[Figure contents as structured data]
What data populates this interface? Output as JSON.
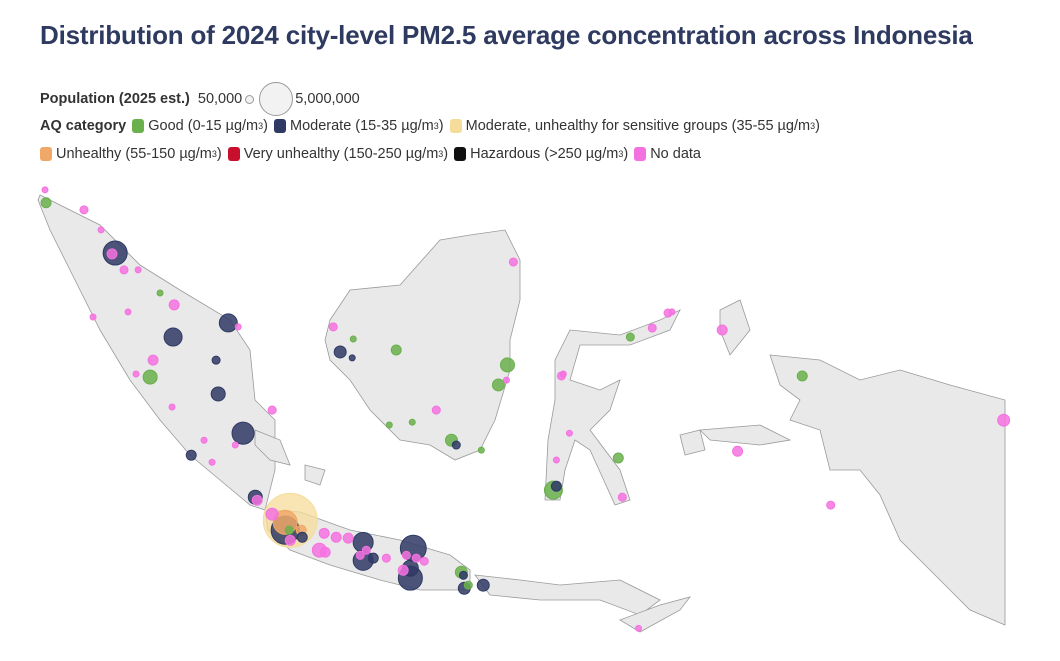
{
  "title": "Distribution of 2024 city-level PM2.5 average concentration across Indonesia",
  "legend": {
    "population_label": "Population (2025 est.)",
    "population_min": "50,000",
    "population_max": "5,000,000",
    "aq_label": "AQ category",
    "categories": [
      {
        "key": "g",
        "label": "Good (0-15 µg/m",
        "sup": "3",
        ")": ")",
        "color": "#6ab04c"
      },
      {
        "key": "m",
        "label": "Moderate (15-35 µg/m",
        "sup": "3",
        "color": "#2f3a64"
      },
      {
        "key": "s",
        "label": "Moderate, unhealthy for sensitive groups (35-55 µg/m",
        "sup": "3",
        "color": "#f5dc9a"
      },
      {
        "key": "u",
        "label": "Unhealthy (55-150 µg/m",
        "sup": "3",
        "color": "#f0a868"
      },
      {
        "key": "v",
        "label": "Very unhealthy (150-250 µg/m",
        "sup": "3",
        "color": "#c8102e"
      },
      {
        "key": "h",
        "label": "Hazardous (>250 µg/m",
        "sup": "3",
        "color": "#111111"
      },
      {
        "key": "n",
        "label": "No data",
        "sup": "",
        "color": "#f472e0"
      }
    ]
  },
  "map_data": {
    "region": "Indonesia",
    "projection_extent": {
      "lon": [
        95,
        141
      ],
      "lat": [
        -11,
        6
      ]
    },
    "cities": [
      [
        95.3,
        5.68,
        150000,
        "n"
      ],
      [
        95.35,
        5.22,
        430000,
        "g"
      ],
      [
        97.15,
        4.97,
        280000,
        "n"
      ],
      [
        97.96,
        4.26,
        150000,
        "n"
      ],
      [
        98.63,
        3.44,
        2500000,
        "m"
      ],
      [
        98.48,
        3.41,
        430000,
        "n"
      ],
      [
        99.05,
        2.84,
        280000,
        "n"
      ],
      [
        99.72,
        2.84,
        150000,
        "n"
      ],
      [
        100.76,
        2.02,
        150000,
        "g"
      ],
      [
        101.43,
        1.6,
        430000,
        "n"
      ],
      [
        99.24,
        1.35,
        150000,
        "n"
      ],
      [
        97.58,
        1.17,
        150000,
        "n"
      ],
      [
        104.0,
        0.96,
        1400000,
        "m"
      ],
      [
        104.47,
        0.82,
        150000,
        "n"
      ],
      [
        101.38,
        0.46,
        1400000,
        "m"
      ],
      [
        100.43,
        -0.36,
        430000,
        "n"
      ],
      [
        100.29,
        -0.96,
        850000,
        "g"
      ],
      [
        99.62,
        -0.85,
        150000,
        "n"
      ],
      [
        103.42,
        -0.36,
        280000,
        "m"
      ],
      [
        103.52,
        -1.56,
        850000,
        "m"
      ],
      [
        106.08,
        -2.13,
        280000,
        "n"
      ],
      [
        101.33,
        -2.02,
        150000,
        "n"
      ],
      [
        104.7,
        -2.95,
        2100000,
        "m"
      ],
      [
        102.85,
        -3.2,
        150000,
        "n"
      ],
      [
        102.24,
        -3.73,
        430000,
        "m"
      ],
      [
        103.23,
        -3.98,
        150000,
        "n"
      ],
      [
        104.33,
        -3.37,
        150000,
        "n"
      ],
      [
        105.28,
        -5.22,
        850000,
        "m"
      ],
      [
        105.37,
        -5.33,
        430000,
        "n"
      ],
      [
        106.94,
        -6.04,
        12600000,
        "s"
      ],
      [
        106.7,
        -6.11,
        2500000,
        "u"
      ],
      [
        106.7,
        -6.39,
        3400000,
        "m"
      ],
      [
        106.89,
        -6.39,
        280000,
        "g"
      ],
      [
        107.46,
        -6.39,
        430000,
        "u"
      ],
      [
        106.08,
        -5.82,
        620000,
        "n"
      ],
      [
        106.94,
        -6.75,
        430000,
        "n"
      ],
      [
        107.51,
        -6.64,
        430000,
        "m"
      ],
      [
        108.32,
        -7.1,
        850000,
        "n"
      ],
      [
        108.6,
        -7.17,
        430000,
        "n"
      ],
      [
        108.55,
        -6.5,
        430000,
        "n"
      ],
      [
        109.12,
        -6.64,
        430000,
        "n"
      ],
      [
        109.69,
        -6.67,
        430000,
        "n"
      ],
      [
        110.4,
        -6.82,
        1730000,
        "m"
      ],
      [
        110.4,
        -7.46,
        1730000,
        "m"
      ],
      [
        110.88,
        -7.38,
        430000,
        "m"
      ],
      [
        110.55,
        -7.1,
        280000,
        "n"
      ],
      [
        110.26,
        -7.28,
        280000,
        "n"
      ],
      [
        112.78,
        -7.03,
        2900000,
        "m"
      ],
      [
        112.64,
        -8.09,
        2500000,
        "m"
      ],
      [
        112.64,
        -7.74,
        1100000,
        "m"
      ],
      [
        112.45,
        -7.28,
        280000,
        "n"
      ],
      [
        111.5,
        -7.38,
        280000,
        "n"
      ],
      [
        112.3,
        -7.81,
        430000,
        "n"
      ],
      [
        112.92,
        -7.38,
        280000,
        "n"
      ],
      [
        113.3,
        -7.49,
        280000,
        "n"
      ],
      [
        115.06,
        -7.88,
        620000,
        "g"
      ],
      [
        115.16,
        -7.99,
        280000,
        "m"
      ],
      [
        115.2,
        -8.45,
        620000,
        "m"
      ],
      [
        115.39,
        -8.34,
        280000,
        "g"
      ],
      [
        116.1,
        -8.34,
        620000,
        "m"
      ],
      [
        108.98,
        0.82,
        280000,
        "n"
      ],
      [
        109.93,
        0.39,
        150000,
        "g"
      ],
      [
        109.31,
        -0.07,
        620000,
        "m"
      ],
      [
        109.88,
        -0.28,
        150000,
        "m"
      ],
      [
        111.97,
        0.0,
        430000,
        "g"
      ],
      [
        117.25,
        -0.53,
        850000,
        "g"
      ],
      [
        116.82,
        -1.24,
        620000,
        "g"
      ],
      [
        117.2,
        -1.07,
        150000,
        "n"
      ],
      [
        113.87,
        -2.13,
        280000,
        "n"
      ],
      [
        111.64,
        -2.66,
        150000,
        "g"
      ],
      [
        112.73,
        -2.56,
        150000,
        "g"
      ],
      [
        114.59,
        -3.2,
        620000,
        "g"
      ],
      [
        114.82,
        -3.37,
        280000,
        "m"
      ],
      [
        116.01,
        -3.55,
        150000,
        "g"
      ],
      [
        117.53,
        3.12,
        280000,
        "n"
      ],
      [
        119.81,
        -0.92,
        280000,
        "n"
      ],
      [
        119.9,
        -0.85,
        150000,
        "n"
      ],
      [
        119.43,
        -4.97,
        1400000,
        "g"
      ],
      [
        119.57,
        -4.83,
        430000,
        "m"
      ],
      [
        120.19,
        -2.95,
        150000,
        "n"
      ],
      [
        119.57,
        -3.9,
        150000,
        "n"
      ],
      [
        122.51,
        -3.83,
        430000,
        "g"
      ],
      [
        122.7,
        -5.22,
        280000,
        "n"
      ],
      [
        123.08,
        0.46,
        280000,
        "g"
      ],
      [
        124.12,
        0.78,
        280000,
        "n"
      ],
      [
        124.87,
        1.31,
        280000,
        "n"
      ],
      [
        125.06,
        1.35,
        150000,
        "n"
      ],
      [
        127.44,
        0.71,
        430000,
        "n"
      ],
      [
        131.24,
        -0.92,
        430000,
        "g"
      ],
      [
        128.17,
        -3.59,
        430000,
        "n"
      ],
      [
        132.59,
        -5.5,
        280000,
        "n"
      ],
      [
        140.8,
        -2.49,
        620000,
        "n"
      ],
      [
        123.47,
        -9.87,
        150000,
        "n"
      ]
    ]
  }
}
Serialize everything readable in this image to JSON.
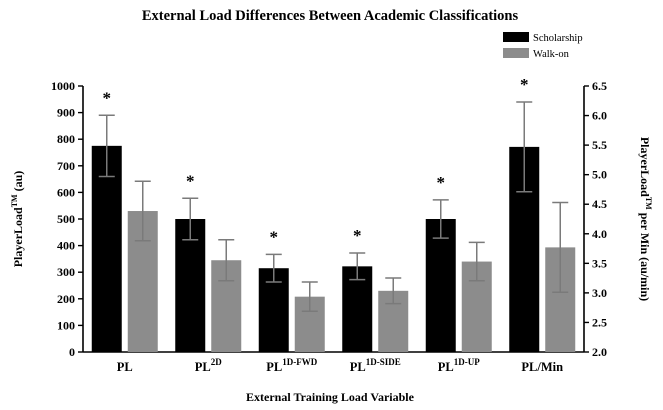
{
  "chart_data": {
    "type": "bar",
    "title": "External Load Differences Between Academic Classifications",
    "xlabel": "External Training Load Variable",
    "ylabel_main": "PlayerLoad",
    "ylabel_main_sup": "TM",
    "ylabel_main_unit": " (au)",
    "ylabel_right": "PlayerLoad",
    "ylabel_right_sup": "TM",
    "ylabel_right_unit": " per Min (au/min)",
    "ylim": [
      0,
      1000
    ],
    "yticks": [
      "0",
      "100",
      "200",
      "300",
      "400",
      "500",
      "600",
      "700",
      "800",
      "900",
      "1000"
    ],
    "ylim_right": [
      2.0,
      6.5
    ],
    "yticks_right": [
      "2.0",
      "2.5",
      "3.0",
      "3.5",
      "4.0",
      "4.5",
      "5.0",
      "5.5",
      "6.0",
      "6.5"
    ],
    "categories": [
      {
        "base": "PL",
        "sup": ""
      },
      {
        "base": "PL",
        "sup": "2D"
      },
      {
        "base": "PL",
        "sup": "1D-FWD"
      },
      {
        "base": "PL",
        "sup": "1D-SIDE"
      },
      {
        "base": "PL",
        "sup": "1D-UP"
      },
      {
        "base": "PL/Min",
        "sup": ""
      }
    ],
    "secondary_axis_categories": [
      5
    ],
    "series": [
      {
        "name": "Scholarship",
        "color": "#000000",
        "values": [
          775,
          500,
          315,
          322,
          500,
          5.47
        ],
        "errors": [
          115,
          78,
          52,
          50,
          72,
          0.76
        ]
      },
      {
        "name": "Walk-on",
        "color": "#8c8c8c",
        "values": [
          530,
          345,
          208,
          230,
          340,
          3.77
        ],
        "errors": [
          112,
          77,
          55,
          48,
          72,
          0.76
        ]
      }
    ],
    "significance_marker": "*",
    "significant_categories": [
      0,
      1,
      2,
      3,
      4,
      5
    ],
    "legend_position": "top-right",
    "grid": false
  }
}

...

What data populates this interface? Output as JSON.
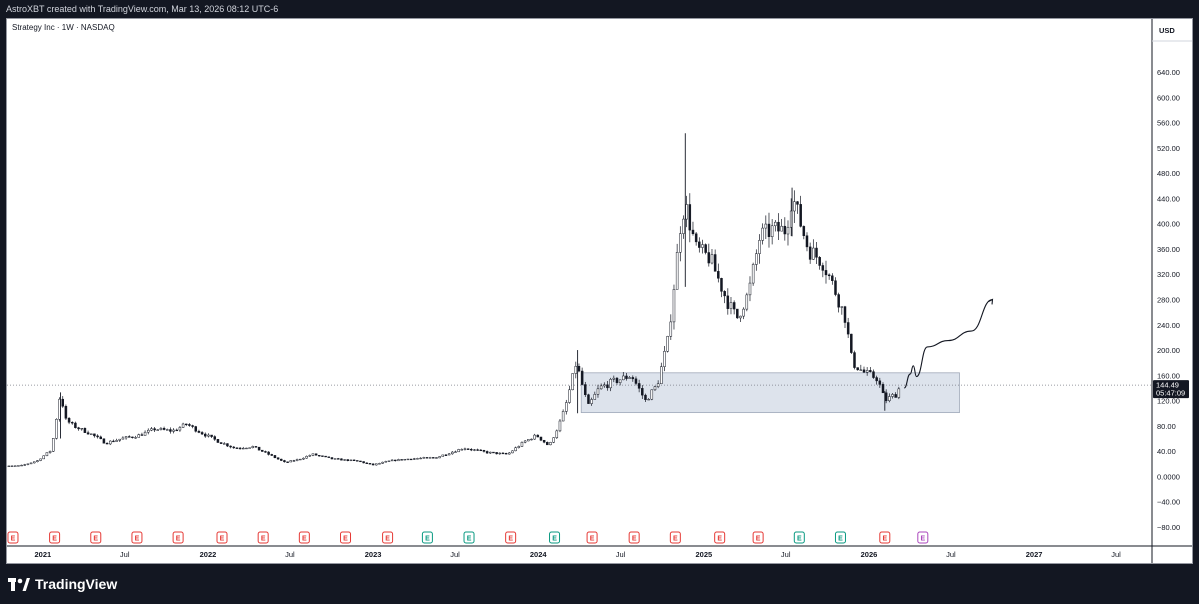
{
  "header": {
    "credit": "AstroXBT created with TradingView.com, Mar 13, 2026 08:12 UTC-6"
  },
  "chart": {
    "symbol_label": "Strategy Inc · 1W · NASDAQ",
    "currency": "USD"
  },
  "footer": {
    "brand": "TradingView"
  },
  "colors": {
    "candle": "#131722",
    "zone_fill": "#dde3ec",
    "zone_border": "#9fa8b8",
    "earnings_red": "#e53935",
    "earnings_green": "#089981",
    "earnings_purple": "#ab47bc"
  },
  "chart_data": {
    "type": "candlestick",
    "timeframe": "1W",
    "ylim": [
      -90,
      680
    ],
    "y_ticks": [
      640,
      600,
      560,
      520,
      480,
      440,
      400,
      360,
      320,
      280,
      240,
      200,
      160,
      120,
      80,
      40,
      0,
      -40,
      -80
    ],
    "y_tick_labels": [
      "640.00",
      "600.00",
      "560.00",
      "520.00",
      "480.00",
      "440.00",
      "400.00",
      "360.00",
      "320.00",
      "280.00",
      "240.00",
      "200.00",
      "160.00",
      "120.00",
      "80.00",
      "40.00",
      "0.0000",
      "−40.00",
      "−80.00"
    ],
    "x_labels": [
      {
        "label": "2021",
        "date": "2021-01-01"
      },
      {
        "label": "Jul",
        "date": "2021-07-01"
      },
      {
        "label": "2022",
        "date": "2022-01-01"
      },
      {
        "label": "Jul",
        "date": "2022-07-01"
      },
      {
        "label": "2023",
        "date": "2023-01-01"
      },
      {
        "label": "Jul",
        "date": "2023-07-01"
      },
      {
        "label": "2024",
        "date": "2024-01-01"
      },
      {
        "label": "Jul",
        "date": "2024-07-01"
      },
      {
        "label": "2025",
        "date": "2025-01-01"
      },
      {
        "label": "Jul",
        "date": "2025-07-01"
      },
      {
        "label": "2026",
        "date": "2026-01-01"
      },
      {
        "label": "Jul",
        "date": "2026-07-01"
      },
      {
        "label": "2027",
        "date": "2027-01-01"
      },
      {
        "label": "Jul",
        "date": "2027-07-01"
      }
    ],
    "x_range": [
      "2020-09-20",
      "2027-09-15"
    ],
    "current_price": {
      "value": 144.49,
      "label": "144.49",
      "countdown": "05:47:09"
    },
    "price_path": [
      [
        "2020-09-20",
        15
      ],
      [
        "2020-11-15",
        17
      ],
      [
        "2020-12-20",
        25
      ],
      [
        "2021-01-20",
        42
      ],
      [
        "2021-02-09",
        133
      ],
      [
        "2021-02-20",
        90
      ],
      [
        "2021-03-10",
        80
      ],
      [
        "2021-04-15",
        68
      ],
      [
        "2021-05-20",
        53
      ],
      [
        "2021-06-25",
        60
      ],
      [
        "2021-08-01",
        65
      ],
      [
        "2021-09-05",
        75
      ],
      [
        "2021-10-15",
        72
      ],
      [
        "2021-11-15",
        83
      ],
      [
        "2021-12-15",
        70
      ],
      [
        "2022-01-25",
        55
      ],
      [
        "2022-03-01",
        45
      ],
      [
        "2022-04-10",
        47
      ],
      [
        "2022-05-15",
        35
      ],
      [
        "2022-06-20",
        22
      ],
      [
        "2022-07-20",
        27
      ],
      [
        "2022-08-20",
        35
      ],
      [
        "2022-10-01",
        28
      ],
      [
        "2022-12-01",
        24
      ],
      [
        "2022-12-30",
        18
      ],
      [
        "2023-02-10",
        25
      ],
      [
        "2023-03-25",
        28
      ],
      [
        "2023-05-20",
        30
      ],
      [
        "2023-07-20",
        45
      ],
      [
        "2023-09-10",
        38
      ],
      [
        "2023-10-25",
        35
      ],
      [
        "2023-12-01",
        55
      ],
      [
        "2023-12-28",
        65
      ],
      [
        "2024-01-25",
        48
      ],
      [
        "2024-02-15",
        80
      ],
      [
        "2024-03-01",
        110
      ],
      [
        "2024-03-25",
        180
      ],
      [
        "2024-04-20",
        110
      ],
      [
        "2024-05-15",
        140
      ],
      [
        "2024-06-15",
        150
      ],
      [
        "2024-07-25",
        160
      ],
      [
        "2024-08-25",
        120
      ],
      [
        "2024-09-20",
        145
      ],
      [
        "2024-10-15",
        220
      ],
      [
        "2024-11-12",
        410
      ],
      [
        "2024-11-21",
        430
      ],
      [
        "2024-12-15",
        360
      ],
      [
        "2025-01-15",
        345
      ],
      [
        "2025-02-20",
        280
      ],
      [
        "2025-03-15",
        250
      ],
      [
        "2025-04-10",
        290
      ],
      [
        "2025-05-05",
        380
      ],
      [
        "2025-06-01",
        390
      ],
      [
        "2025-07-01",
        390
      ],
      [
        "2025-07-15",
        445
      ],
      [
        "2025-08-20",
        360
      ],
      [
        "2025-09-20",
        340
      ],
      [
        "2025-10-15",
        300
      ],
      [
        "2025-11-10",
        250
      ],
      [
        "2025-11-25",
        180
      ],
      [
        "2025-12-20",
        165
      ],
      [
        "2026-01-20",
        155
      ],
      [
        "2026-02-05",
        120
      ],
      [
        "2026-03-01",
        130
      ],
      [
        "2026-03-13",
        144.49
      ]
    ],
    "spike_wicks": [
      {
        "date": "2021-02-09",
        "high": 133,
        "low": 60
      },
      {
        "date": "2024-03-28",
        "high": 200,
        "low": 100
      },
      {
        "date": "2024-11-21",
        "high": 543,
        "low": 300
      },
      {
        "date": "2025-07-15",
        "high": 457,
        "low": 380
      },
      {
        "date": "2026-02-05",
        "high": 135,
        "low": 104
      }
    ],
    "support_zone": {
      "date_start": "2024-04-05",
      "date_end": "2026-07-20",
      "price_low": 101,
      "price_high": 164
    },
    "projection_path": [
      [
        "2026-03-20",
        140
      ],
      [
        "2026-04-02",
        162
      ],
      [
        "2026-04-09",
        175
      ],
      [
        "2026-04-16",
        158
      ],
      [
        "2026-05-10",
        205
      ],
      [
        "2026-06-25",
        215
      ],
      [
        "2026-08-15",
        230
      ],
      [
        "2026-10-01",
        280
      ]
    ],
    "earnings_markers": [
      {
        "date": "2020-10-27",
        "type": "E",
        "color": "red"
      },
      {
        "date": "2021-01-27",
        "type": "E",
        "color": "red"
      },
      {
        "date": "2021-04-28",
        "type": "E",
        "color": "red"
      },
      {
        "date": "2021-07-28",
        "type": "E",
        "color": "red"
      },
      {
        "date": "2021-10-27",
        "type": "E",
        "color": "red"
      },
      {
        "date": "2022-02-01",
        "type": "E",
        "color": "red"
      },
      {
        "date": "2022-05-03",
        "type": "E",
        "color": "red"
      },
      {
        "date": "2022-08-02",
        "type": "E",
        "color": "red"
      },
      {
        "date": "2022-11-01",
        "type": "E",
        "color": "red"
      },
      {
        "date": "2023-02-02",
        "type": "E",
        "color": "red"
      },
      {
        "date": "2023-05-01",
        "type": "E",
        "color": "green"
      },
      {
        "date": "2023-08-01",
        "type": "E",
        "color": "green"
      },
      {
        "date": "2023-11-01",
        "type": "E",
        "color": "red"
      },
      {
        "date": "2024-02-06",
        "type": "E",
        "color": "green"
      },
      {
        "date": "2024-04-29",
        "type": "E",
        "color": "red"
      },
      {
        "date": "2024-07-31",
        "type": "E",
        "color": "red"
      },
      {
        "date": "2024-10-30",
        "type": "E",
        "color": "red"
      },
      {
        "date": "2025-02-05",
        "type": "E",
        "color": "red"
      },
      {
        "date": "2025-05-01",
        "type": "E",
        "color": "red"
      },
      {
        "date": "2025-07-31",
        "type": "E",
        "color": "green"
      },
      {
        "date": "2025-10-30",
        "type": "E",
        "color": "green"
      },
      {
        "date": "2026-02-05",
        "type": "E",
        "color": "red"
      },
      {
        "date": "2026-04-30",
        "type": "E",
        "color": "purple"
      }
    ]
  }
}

Work to do —
Look over the listing. Pull out every line with the string "Moderate" in it.

Response below —
        "label": "Moderate (15-35 µg/m",
        "label": "Moderate, unhealthy for sensitive groups (35-55 µg/m",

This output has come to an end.